A run of records
- - - -

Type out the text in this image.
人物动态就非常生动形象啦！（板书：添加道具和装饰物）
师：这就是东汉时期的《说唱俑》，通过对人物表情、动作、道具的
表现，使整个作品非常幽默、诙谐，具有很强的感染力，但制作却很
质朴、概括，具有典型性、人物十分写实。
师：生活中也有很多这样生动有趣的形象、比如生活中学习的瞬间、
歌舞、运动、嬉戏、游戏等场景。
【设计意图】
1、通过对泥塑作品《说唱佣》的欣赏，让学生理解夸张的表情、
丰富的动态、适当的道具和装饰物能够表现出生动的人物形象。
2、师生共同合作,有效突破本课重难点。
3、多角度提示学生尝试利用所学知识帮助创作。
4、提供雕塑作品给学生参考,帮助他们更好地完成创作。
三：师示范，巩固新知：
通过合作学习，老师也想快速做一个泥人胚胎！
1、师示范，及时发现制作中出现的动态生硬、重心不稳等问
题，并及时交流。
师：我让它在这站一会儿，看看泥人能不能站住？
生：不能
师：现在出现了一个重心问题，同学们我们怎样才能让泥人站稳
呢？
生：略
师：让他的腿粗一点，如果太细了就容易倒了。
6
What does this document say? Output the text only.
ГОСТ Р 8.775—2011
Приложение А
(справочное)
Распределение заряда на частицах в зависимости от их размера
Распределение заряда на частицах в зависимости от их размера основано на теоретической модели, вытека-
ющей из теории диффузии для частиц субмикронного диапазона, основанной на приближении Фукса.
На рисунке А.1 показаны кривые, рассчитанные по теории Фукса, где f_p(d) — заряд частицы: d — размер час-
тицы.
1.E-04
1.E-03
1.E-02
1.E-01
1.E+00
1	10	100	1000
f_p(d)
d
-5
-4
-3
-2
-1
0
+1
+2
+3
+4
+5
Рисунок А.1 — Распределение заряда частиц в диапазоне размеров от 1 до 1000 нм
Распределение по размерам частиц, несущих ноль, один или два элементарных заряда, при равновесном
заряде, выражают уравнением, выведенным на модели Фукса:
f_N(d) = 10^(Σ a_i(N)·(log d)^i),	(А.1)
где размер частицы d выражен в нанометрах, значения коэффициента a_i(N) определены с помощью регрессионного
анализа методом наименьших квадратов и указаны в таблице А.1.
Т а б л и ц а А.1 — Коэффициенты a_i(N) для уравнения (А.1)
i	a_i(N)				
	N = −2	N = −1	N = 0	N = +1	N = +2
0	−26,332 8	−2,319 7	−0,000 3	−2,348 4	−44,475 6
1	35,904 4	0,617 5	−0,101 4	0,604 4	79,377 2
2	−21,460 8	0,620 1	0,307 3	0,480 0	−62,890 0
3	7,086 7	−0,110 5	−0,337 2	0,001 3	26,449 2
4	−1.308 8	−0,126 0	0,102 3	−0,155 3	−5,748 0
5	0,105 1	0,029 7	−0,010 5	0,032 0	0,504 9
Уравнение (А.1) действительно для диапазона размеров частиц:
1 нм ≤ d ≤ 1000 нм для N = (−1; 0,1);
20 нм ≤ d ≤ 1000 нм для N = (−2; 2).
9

- - - -

Exactly as shown above, return every record.

Type out the text in this image.
人物动态就非常生动形象啦！（板书：添加道具和装饰物）
师：这就是东汉时期的《说唱俑》，通过对人物表情、动作、道具的
表现，使整个作品非常幽默、诙谐，具有很强的感染力，但制作却很
质朴、概括，具有典型性、人物十分写实。
师：生活中也有很多这样生动有趣的形象、比如生活中学习的瞬间、
歌舞、运动、嬉戏、游戏等场景。
【设计意图】
1、通过对泥塑作品《说唱佣》的欣赏，让学生理解夸张的表情、
丰富的动态、适当的道具和装饰物能够表现出生动的人物形象。
2、师生共同合作,有效突破本课重难点。
3、多角度提示学生尝试利用所学知识帮助创作。
4、提供雕塑作品给学生参考,帮助他们更好地完成创作。
三：师示范，巩固新知：
通过合作学习，老师也想快速做一个泥人胚胎！
1、师示范，及时发现制作中出现的动态生硬、重心不稳等问
题，并及时交流。
师：我让它在这站一会儿，看看泥人能不能站住？
生：不能
师：现在出现了一个重心问题，同学们我们怎样才能让泥人站稳
呢？
生：略
师：让他的腿粗一点，如果太细了就容易倒了。
6
What does this document say? Output the text only.
ГОСТ Р 8.775—2011
Приложение А
(справочное)
Распределение заряда на частицах в зависимости от их размера
Распределение заряда на частицах в зависимости от их размера основано на теоретической модели, вытека-
ющей из теории диффузии для частиц субмикронного диапазона, основанной на приближении Фукса.
На рисунке А.1 показаны кривые, рассчитанные по теории Фукса, где f_p(d) — заряд частицы: d — размер час-
тицы.
1.E-04
1.E-03
1.E-02
1.E-01
1.E+00
1	10	100	1000
f_p(d)
d
-5
-4
-3
-2
-1
0
+1
+2
+3
+4
+5
Рисунок А.1 — Распределение заряда частиц в диапазоне размеров от 1 до 1000 нм
Распределение по размерам частиц, несущих ноль, один или два элементарных заряда, при равновесном
заряде, выражают уравнением, выведенным на модели Фукса:
f_N(d) = 10^(Σ a_i(N)·(log d)^i),	(А.1)
где размер частицы d выражен в нанометрах, значения коэффициента a_i(N) определены с помощью регрессионного
анализа методом наименьших квадратов и указаны в таблице А.1.
Т а б л и ц а А.1 — Коэффициенты a_i(N) для уравнения (А.1)
i	a_i(N)				
	N = −2	N = −1	N = 0	N = +1	N = +2
0	−26,332 8	−2,319 7	−0,000 3	−2,348 4	−44,475 6
1	35,904 4	0,617 5	−0,101 4	0,604 4	79,377 2
2	−21,460 8	0,620 1	0,307 3	0,480 0	−62,890 0
3	7,086 7	−0,110 5	−0,337 2	0,001 3	26,449 2
4	−1.308 8	−0,126 0	0,102 3	−0,155 3	−5,748 0
5	0,105 1	0,029 7	−0,010 5	0,032 0	0,504 9
Уравнение (А.1) действительно для диапазона размеров частиц:
1 нм ≤ d ≤ 1000 нм для N = (−1; 0,1);
20 нм ≤ d ≤ 1000 нм для N = (−2; 2).
9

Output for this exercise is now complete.